### Task requirements:
The records that follow need to be printed exactly. Leave out each image.

** Extracted data follows **

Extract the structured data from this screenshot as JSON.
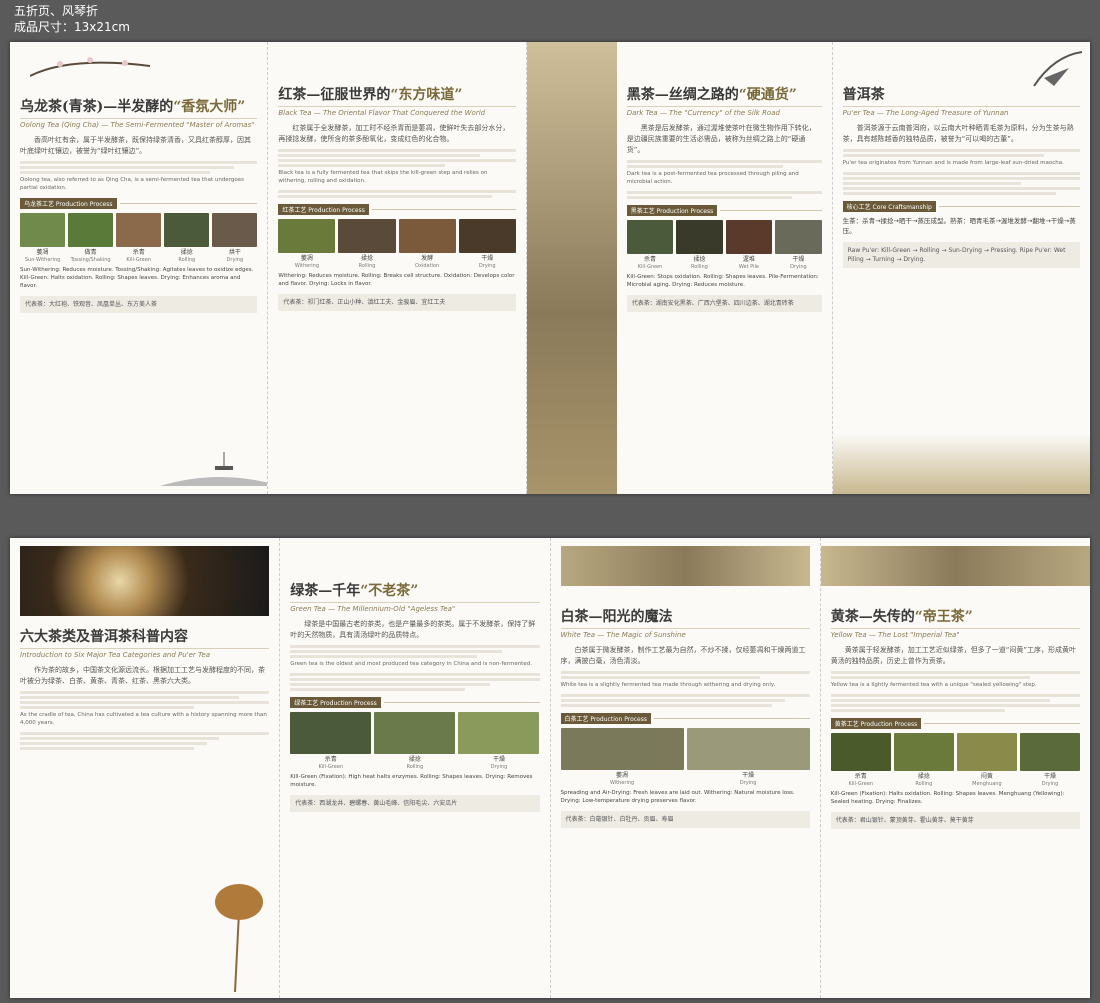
{
  "header": {
    "line1": "五折页、风琴折",
    "line2": "成品尺寸：13x21cm"
  },
  "row1": {
    "p1": {
      "title_pre": "乌龙茶(青茶)—半发酵的",
      "title_q": "“香氛大师”",
      "subtitle": "Oolong Tea (Qing Cha) — The Semi-Fermented \"Master of Aromas\"",
      "zh": "香高叶红有余，属于半发酵茶，既保持绿茶清香，又具红茶醇厚，因其叶底绿叶红镶边，被誉为“绿叶红镶边”。",
      "en": "Oolong tea, also referred to as Qing Cha, is a semi-fermented tea that undergoes partial oxidation.",
      "sec": "乌龙茶工艺 Production Process",
      "steps": [
        {
          "zh": "萎凋",
          "en": "Sun-Withering"
        },
        {
          "zh": "做青",
          "en": "Tossing/Shaking"
        },
        {
          "zh": "杀青",
          "en": "Kill-Green"
        },
        {
          "zh": "揉捻",
          "en": "Rolling"
        },
        {
          "zh": "烘干",
          "en": "Drying"
        }
      ],
      "bullets": "Sun-Withering: Reduces moisture. Tossing/Shaking: Agitates leaves to oxidize edges. Kill-Green: Halts oxidation. Rolling: Shapes leaves. Drying: Enhances aroma and flavor.",
      "rep": "代表茶：大红袍、铁观音、凤凰单丛、东方美人茶"
    },
    "p2": {
      "title_pre": "红茶—征服世界的",
      "title_q": "“东方味道”",
      "subtitle": "Black Tea — The Oriental Flavor That Conquered the World",
      "zh": "红茶属于全发酵茶，加工时不经杀青而是萎凋，使鲜叶失去部分水分，再揉捻发酵，使所含的茶多酚氧化，变成红色的化合物。",
      "en": "Black tea is a fully fermented tea that skips the kill-green step and relies on withering, rolling and oxidation.",
      "sec": "红茶工艺 Production Process",
      "steps": [
        {
          "zh": "萎凋",
          "en": "Withering"
        },
        {
          "zh": "揉捻",
          "en": "Rolling"
        },
        {
          "zh": "发酵",
          "en": "Oxidation"
        },
        {
          "zh": "干燥",
          "en": "Drying"
        }
      ],
      "bullets": "Withering: Reduces moisture. Rolling: Breaks cell structure. Oxidation: Develops color and flavor. Drying: Locks in flavor.",
      "rep": "代表茶：祁门红茶、正山小种、滇红工夫、金骏眉、宜红工夫"
    },
    "p3": {
      "title_pre": "黑茶—丝绸之路的",
      "title_q": "“硬通货”",
      "subtitle": "Dark Tea — The \"Currency\" of the Silk Road",
      "zh": "黑茶是后发酵茶，通过渥堆使茶叶在微生物作用下转化，是边疆民族重要的生活必需品，被称为丝绸之路上的“硬通货”。",
      "en": "Dark tea is a post-fermented tea processed through piling and microbial action.",
      "sec": "黑茶工艺 Production Process",
      "steps": [
        {
          "zh": "杀青",
          "en": "Kill-Green"
        },
        {
          "zh": "揉捻",
          "en": "Rolling"
        },
        {
          "zh": "渥堆",
          "en": "Wet Pile"
        },
        {
          "zh": "干燥",
          "en": "Drying"
        }
      ],
      "bullets": "Kill-Green: Stops oxidation. Rolling: Shapes leaves. Pile-Fermentation: Microbial aging. Drying: Reduces moisture.",
      "rep": "代表茶：湖南安化黑茶、广西六堡茶、四川边茶、湖北青砖茶"
    },
    "p4": {
      "title_pre": "普洱茶",
      "title_q": "",
      "subtitle": "Pu'er Tea — The Long-Aged Treasure of Yunnan",
      "zh": "普洱茶源于云南普洱府，以云南大叶种晒青毛茶为原料，分为生茶与熟茶，具有越陈越香的独特品质，被誉为“可以喝的古董”。",
      "en": "Pu'er tea originates from Yunnan and is made from large-leaf sun-dried maocha.",
      "sec": "核心工艺 Core Craftsmanship",
      "steps": [],
      "bullets": "生茶：杀青→揉捻→晒干→蒸压成型。熟茶：晒青毛茶→渥堆发酵→翻堆→干燥→蒸压。",
      "rep": "Raw Pu'er: Kill-Green → Rolling → Sun-Drying → Pressing. Ripe Pu'er: Wet Piling → Turning → Drying."
    }
  },
  "row2": {
    "p1": {
      "title_pre": "六大茶类及普洱茶科普内容",
      "title_q": "",
      "subtitle": "Introduction to Six Major Tea Categories and Pu'er Tea",
      "zh": "作为茶的故乡，中国茶文化源远流长。根据加工工艺与发酵程度的不同，茶叶被分为绿茶、白茶、黄茶、青茶、红茶、黑茶六大类。",
      "en": "As the cradle of tea, China has cultivated a tea culture with a history spanning more than 4,000 years."
    },
    "p2": {
      "title_pre": "绿茶—千年",
      "title_q": "“不老茶”",
      "subtitle": "Green Tea — The Millennium-Old \"Ageless Tea\"",
      "zh": "绿茶是中国最古老的茶类，也是产量最多的茶类。属于不发酵茶，保持了鲜叶的天然物质，具有清汤绿叶的品质特点。",
      "en": "Green tea is the oldest and most produced tea category in China and is non-fermented.",
      "sec": "绿茶工艺 Production Process",
      "steps": [
        {
          "zh": "杀青",
          "en": "Kill-Green"
        },
        {
          "zh": "揉捻",
          "en": "Rolling"
        },
        {
          "zh": "干燥",
          "en": "Drying"
        }
      ],
      "bullets": "Kill-Green (Fixation): High heat halts enzymes. Rolling: Shapes leaves. Drying: Removes moisture.",
      "rep": "代表茶：西湖龙井、碧螺春、黄山毛峰、信阳毛尖、六安瓜片"
    },
    "p3": {
      "title_pre": "白茶—阳光的魔法",
      "title_q": "",
      "subtitle": "White Tea — The Magic of Sunshine",
      "zh": "白茶属于微发酵茶，制作工艺最为自然，不炒不揉，仅经萎凋和干燥两道工序，满披白毫，汤色清淡。",
      "en": "White tea is a slightly fermented tea made through withering and drying only.",
      "sec": "白茶工艺 Production Process",
      "steps": [
        {
          "zh": "萎凋",
          "en": "Withering"
        },
        {
          "zh": "干燥",
          "en": "Drying"
        }
      ],
      "bullets": "Spreading and Air-Drying: Fresh leaves are laid out. Withering: Natural moisture loss. Drying: Low-temperature drying preserves flavor.",
      "rep": "代表茶：白毫银针、白牡丹、贡眉、寿眉"
    },
    "p4": {
      "title_pre": "黄茶—失传的",
      "title_q": "“帝王茶”",
      "subtitle": "Yellow Tea — The Lost \"Imperial Tea\"",
      "zh": "黄茶属于轻发酵茶，加工工艺近似绿茶，但多了一道“闷黄”工序，形成黄叶黄汤的独特品质，历史上曾作为贡茶。",
      "en": "Yellow tea is a lightly fermented tea with a unique \"sealed yellowing\" step.",
      "sec": "黄茶工艺 Production Process",
      "steps": [
        {
          "zh": "杀青",
          "en": "Kill-Green"
        },
        {
          "zh": "揉捻",
          "en": "Rolling"
        },
        {
          "zh": "闷黄",
          "en": "Menghuang"
        },
        {
          "zh": "干燥",
          "en": "Drying"
        }
      ],
      "bullets": "Kill-Green (Fixation): Halts oxidation. Rolling: Shapes leaves. Menghuang (Yellowing): Sealed heating. Drying: Finalizes.",
      "rep": "代表茶：君山银针、蒙顶黄芽、霍山黄芽、莫干黄芽"
    }
  }
}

** End of Extracted data **

### Task response:
Extract the structured data from this screenshot as JSON.
{
  "header": {
    "line1": "五折页、风琴折",
    "line2": "成品尺寸：13x21cm"
  },
  "row1": {
    "p1": {
      "title_pre": "乌龙茶(青茶)—半发酵的",
      "title_q": "“香氛大师”",
      "subtitle": "Oolong Tea (Qing Cha) — The Semi-Fermented \"Master of Aromas\"",
      "zh": "香高叶红有余，属于半发酵茶，既保持绿茶清香，又具红茶醇厚，因其叶底绿叶红镶边，被誉为“绿叶红镶边”。",
      "en": "Oolong tea, also referred to as Qing Cha, is a semi-fermented tea that undergoes partial oxidation.",
      "sec": "乌龙茶工艺 Production Process",
      "steps": [
        {
          "zh": "萎凋",
          "en": "Sun-Withering"
        },
        {
          "zh": "做青",
          "en": "Tossing/Shaking"
        },
        {
          "zh": "杀青",
          "en": "Kill-Green"
        },
        {
          "zh": "揉捻",
          "en": "Rolling"
        },
        {
          "zh": "烘干",
          "en": "Drying"
        }
      ],
      "bullets": "Sun-Withering: Reduces moisture. Tossing/Shaking: Agitates leaves to oxidize edges. Kill-Green: Halts oxidation. Rolling: Shapes leaves. Drying: Enhances aroma and flavor.",
      "rep": "代表茶：大红袍、铁观音、凤凰单丛、东方美人茶"
    },
    "p2": {
      "title_pre": "红茶—征服世界的",
      "title_q": "“东方味道”",
      "subtitle": "Black Tea — The Oriental Flavor That Conquered the World",
      "zh": "红茶属于全发酵茶，加工时不经杀青而是萎凋，使鲜叶失去部分水分，再揉捻发酵，使所含的茶多酚氧化，变成红色的化合物。",
      "en": "Black tea is a fully fermented tea that skips the kill-green step and relies on withering, rolling and oxidation.",
      "sec": "红茶工艺 Production Process",
      "steps": [
        {
          "zh": "萎凋",
          "en": "Withering"
        },
        {
          "zh": "揉捻",
          "en": "Rolling"
        },
        {
          "zh": "发酵",
          "en": "Oxidation"
        },
        {
          "zh": "干燥",
          "en": "Drying"
        }
      ],
      "bullets": "Withering: Reduces moisture. Rolling: Breaks cell structure. Oxidation: Develops color and flavor. Drying: Locks in flavor.",
      "rep": "代表茶：祁门红茶、正山小种、滇红工夫、金骏眉、宜红工夫"
    },
    "p3": {
      "title_pre": "黑茶—丝绸之路的",
      "title_q": "“硬通货”",
      "subtitle": "Dark Tea — The \"Currency\" of the Silk Road",
      "zh": "黑茶是后发酵茶，通过渥堆使茶叶在微生物作用下转化，是边疆民族重要的生活必需品，被称为丝绸之路上的“硬通货”。",
      "en": "Dark tea is a post-fermented tea processed through piling and microbial action.",
      "sec": "黑茶工艺 Production Process",
      "steps": [
        {
          "zh": "杀青",
          "en": "Kill-Green"
        },
        {
          "zh": "揉捻",
          "en": "Rolling"
        },
        {
          "zh": "渥堆",
          "en": "Wet Pile"
        },
        {
          "zh": "干燥",
          "en": "Drying"
        }
      ],
      "bullets": "Kill-Green: Stops oxidation. Rolling: Shapes leaves. Pile-Fermentation: Microbial aging. Drying: Reduces moisture.",
      "rep": "代表茶：湖南安化黑茶、广西六堡茶、四川边茶、湖北青砖茶"
    },
    "p4": {
      "title_pre": "普洱茶",
      "title_q": "",
      "subtitle": "Pu'er Tea — The Long-Aged Treasure of Yunnan",
      "zh": "普洱茶源于云南普洱府，以云南大叶种晒青毛茶为原料，分为生茶与熟茶，具有越陈越香的独特品质，被誉为“可以喝的古董”。",
      "en": "Pu'er tea originates from Yunnan and is made from large-leaf sun-dried maocha.",
      "sec": "核心工艺 Core Craftsmanship",
      "steps": [],
      "bullets": "生茶：杀青→揉捻→晒干→蒸压成型。熟茶：晒青毛茶→渥堆发酵→翻堆→干燥→蒸压。",
      "rep": "Raw Pu'er: Kill-Green → Rolling → Sun-Drying → Pressing. Ripe Pu'er: Wet Piling → Turning → Drying."
    }
  },
  "row2": {
    "p1": {
      "title_pre": "六大茶类及普洱茶科普内容",
      "title_q": "",
      "subtitle": "Introduction to Six Major Tea Categories and Pu'er Tea",
      "zh": "作为茶的故乡，中国茶文化源远流长。根据加工工艺与发酵程度的不同，茶叶被分为绿茶、白茶、黄茶、青茶、红茶、黑茶六大类。",
      "en": "As the cradle of tea, China has cultivated a tea culture with a history spanning more than 4,000 years."
    },
    "p2": {
      "title_pre": "绿茶—千年",
      "title_q": "“不老茶”",
      "subtitle": "Green Tea — The Millennium-Old \"Ageless Tea\"",
      "zh": "绿茶是中国最古老的茶类，也是产量最多的茶类。属于不发酵茶，保持了鲜叶的天然物质，具有清汤绿叶的品质特点。",
      "en": "Green tea is the oldest and most produced tea category in China and is non-fermented.",
      "sec": "绿茶工艺 Production Process",
      "steps": [
        {
          "zh": "杀青",
          "en": "Kill-Green"
        },
        {
          "zh": "揉捻",
          "en": "Rolling"
        },
        {
          "zh": "干燥",
          "en": "Drying"
        }
      ],
      "bullets": "Kill-Green (Fixation): High heat halts enzymes. Rolling: Shapes leaves. Drying: Removes moisture.",
      "rep": "代表茶：西湖龙井、碧螺春、黄山毛峰、信阳毛尖、六安瓜片"
    },
    "p3": {
      "title_pre": "白茶—阳光的魔法",
      "title_q": "",
      "subtitle": "White Tea — The Magic of Sunshine",
      "zh": "白茶属于微发酵茶，制作工艺最为自然，不炒不揉，仅经萎凋和干燥两道工序，满披白毫，汤色清淡。",
      "en": "White tea is a slightly fermented tea made through withering and drying only.",
      "sec": "白茶工艺 Production Process",
      "steps": [
        {
          "zh": "萎凋",
          "en": "Withering"
        },
        {
          "zh": "干燥",
          "en": "Drying"
        }
      ],
      "bullets": "Spreading and Air-Drying: Fresh leaves are laid out. Withering: Natural moisture loss. Drying: Low-temperature drying preserves flavor.",
      "rep": "代表茶：白毫银针、白牡丹、贡眉、寿眉"
    },
    "p4": {
      "title_pre": "黄茶—失传的",
      "title_q": "“帝王茶”",
      "subtitle": "Yellow Tea — The Lost \"Imperial Tea\"",
      "zh": "黄茶属于轻发酵茶，加工工艺近似绿茶，但多了一道“闷黄”工序，形成黄叶黄汤的独特品质，历史上曾作为贡茶。",
      "en": "Yellow tea is a lightly fermented tea with a unique \"sealed yellowing\" step.",
      "sec": "黄茶工艺 Production Process",
      "steps": [
        {
          "zh": "杀青",
          "en": "Kill-Green"
        },
        {
          "zh": "揉捻",
          "en": "Rolling"
        },
        {
          "zh": "闷黄",
          "en": "Menghuang"
        },
        {
          "zh": "干燥",
          "en": "Drying"
        }
      ],
      "bullets": "Kill-Green (Fixation): Halts oxidation. Rolling: Shapes leaves. Menghuang (Yellowing): Sealed heating. Drying: Finalizes.",
      "rep": "代表茶：君山银针、蒙顶黄芽、霍山黄芽、莫干黄芽"
    }
  }
}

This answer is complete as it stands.